- _WHAT IS EXPECTED_: Some lines of these records may hold the word "Mathematics"; state how many, using only the number.

(Data records)
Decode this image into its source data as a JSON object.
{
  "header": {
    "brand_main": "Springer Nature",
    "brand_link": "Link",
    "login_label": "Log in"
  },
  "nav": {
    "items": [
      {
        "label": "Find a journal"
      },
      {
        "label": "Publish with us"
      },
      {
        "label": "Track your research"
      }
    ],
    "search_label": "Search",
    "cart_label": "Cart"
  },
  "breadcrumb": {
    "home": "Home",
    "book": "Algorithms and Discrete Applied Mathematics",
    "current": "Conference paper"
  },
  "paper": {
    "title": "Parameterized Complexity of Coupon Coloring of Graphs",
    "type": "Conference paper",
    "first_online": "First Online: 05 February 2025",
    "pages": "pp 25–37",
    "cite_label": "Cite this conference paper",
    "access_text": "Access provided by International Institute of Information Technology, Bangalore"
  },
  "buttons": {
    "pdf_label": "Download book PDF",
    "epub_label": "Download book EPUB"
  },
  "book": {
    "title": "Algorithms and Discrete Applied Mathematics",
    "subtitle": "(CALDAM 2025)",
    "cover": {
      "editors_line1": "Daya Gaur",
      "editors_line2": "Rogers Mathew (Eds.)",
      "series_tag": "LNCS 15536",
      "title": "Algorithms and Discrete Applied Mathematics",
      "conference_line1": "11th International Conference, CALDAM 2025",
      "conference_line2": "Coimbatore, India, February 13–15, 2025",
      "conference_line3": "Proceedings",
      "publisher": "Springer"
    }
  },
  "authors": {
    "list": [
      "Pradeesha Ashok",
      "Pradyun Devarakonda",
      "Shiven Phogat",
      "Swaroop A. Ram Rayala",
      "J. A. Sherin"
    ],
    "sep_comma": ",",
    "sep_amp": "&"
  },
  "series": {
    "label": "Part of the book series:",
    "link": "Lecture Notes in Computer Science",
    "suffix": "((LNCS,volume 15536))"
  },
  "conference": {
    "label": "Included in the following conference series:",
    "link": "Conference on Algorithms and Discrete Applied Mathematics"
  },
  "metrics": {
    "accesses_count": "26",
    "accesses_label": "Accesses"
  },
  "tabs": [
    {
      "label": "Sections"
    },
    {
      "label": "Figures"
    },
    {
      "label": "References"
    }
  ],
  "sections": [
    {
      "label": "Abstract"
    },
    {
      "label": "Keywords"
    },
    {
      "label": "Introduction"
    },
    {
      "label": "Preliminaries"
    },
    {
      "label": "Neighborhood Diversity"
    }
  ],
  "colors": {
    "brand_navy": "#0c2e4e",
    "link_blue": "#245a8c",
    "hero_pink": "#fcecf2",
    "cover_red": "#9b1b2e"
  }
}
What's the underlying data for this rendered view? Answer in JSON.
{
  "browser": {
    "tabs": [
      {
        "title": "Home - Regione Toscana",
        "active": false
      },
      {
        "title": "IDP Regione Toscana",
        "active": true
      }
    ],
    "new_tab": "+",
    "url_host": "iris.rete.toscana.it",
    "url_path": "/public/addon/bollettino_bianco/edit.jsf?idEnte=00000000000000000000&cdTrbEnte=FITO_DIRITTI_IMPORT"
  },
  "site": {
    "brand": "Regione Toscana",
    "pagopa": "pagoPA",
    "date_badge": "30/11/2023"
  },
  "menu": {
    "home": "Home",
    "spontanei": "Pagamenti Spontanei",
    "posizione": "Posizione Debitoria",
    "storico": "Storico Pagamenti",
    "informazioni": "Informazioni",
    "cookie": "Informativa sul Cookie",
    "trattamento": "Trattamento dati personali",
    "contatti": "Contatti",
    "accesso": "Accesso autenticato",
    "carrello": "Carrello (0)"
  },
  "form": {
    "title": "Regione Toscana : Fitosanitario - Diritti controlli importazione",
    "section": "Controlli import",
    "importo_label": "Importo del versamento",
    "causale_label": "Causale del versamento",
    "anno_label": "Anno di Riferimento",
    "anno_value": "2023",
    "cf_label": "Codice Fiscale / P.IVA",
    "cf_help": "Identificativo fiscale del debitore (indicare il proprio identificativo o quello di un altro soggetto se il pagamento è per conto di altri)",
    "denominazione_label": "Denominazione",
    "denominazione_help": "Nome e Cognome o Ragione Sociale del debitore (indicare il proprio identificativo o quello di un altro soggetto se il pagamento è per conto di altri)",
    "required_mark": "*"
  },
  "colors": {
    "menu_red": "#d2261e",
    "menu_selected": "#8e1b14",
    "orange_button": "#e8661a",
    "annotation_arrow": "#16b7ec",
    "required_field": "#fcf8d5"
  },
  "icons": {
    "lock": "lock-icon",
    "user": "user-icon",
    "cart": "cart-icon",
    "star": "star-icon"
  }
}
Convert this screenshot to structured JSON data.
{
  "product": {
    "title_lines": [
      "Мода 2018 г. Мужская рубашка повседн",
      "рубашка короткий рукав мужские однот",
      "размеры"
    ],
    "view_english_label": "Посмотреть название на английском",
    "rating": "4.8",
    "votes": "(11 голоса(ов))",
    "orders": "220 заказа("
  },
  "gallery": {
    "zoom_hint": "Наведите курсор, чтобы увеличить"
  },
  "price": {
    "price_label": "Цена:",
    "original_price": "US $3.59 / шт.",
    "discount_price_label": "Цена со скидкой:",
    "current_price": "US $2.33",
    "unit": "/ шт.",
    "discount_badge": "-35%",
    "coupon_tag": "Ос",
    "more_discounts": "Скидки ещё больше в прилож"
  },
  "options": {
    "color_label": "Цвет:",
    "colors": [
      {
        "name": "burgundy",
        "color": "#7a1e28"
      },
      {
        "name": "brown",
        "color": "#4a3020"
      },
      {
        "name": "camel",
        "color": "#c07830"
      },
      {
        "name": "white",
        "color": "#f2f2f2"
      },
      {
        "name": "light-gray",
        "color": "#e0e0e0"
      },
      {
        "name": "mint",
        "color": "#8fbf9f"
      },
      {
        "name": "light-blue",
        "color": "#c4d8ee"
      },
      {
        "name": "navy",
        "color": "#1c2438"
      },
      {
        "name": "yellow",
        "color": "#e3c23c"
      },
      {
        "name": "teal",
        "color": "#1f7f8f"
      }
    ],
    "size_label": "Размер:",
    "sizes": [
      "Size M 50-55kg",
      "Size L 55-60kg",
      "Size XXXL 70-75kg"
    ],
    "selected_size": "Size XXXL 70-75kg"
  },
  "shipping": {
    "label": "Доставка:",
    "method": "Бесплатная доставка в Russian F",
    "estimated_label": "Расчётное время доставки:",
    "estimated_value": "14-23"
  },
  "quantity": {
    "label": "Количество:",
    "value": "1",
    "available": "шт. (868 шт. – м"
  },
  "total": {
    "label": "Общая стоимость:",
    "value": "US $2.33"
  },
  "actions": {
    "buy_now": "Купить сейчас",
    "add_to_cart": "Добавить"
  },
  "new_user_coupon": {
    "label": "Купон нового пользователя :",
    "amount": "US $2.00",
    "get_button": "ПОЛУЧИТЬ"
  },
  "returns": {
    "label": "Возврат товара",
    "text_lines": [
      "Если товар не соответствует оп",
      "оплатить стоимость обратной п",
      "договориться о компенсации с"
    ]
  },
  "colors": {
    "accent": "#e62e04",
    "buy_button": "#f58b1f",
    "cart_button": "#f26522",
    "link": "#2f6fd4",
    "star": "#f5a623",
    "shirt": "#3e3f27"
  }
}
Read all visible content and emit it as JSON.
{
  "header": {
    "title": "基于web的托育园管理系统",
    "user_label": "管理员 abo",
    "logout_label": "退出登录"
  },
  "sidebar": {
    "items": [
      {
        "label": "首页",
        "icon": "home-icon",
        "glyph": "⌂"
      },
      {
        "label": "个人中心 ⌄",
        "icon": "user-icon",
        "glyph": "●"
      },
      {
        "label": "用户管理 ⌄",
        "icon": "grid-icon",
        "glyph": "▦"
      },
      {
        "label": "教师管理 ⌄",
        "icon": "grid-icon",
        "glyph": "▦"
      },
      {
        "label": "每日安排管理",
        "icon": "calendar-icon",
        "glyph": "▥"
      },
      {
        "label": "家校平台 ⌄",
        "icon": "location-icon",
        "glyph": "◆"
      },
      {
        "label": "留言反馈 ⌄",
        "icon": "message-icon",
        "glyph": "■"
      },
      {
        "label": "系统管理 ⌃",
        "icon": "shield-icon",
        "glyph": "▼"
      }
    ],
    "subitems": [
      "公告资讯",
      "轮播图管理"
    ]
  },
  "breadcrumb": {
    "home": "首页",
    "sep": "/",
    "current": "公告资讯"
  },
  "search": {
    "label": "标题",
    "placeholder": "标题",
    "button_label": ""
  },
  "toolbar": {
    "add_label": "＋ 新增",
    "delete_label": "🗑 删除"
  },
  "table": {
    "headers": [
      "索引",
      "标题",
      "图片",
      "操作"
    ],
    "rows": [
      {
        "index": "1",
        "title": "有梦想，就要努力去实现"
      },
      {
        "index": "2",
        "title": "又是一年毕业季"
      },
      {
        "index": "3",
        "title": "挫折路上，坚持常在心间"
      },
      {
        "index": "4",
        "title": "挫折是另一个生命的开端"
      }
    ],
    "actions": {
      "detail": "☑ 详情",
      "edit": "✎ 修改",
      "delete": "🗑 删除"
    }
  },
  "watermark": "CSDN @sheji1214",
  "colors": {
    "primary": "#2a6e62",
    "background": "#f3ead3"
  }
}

- _FINAL RESULT_: 4